#### Provided information:
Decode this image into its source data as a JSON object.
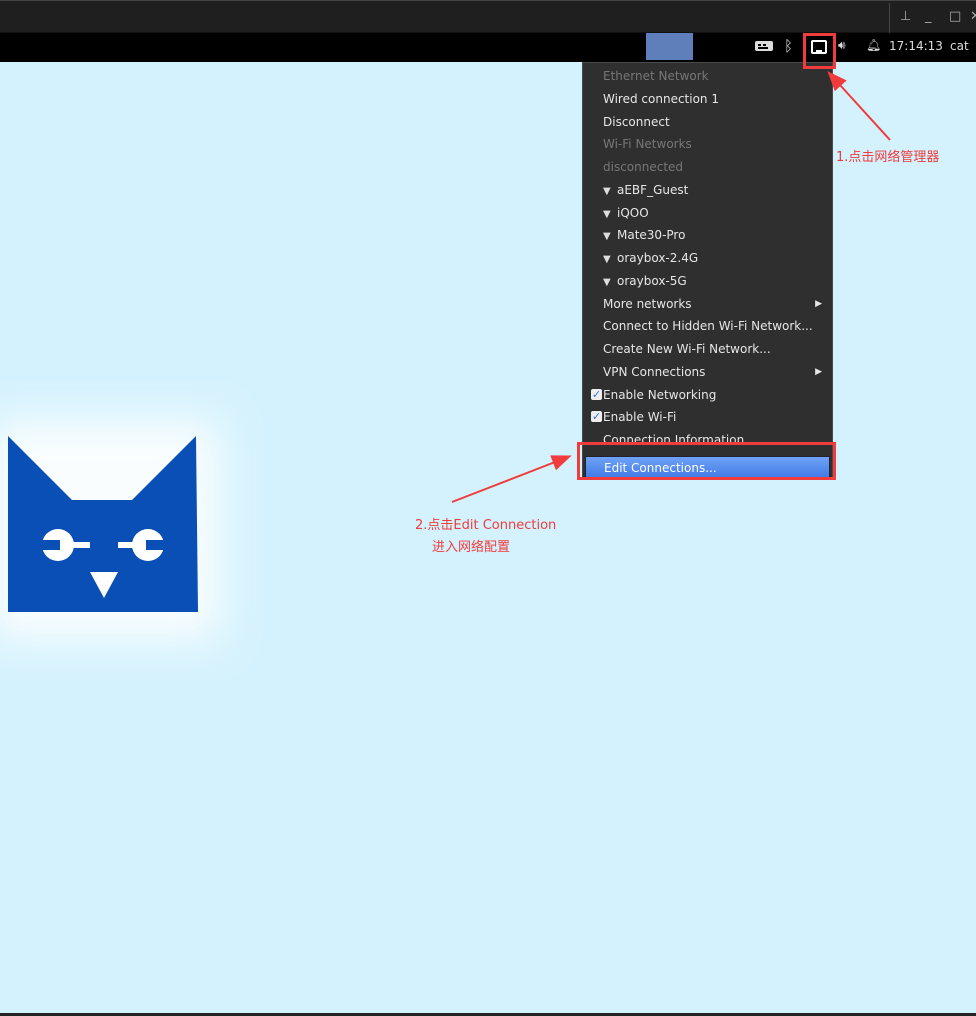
{
  "window": {
    "controls": [
      "pin",
      "minimize",
      "maximize",
      "close"
    ]
  },
  "panel": {
    "clock": "17:14:13",
    "user": "cat",
    "tray_icons": [
      "keyboard-icon",
      "bluetooth-icon",
      "network-icon",
      "volume-icon",
      "bell-icon"
    ]
  },
  "menu": {
    "items": [
      {
        "label": "Ethernet Network",
        "disabled": true
      },
      {
        "label": "Wired connection 1"
      },
      {
        "label": "Disconnect"
      },
      {
        "label": "Wi-Fi Networks",
        "disabled": true
      },
      {
        "label": "disconnected",
        "disabled": true
      },
      {
        "label": "aEBF_Guest",
        "wifi": true
      },
      {
        "label": "iQOO",
        "wifi": true
      },
      {
        "label": "Mate30-Pro",
        "wifi": true
      },
      {
        "label": "oraybox-2.4G",
        "wifi": true
      },
      {
        "label": "oraybox-5G",
        "wifi": true
      },
      {
        "label": "More networks",
        "submenu": true
      },
      {
        "label": "Connect to Hidden Wi-Fi Network..."
      },
      {
        "label": "Create New Wi-Fi Network..."
      },
      {
        "label": "VPN Connections",
        "submenu": true
      },
      {
        "label": "Enable Networking",
        "checked": true
      },
      {
        "label": "Enable Wi-Fi",
        "checked": true
      },
      {
        "label": "Connection Information"
      },
      {
        "label": "Edit Connections...",
        "selected": true
      }
    ]
  },
  "annotations": {
    "step1": "1.点击网络管理器",
    "step2_line1": "2.点击Edit Connection",
    "step2_line2": "进入网络配置"
  },
  "colors": {
    "annotation": "#f03c3c",
    "logo": "#0a4fb5",
    "desktop": "#d4f2fd"
  }
}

#### Task objective:
Omit the pictures. Transcribe every record exactly.

#### Solution to this task:
Decode this image into its source data as a JSON object.
{
  "window": {
    "controls": [
      "pin",
      "minimize",
      "maximize",
      "close"
    ]
  },
  "panel": {
    "clock": "17:14:13",
    "user": "cat",
    "tray_icons": [
      "keyboard-icon",
      "bluetooth-icon",
      "network-icon",
      "volume-icon",
      "bell-icon"
    ]
  },
  "menu": {
    "items": [
      {
        "label": "Ethernet Network",
        "disabled": true
      },
      {
        "label": "Wired connection 1"
      },
      {
        "label": "Disconnect"
      },
      {
        "label": "Wi-Fi Networks",
        "disabled": true
      },
      {
        "label": "disconnected",
        "disabled": true
      },
      {
        "label": "aEBF_Guest",
        "wifi": true
      },
      {
        "label": "iQOO",
        "wifi": true
      },
      {
        "label": "Mate30-Pro",
        "wifi": true
      },
      {
        "label": "oraybox-2.4G",
        "wifi": true
      },
      {
        "label": "oraybox-5G",
        "wifi": true
      },
      {
        "label": "More networks",
        "submenu": true
      },
      {
        "label": "Connect to Hidden Wi-Fi Network..."
      },
      {
        "label": "Create New Wi-Fi Network..."
      },
      {
        "label": "VPN Connections",
        "submenu": true
      },
      {
        "label": "Enable Networking",
        "checked": true
      },
      {
        "label": "Enable Wi-Fi",
        "checked": true
      },
      {
        "label": "Connection Information"
      },
      {
        "label": "Edit Connections...",
        "selected": true
      }
    ]
  },
  "annotations": {
    "step1": "1.点击网络管理器",
    "step2_line1": "2.点击Edit Connection",
    "step2_line2": "进入网络配置"
  },
  "colors": {
    "annotation": "#f03c3c",
    "logo": "#0a4fb5",
    "desktop": "#d4f2fd"
  }
}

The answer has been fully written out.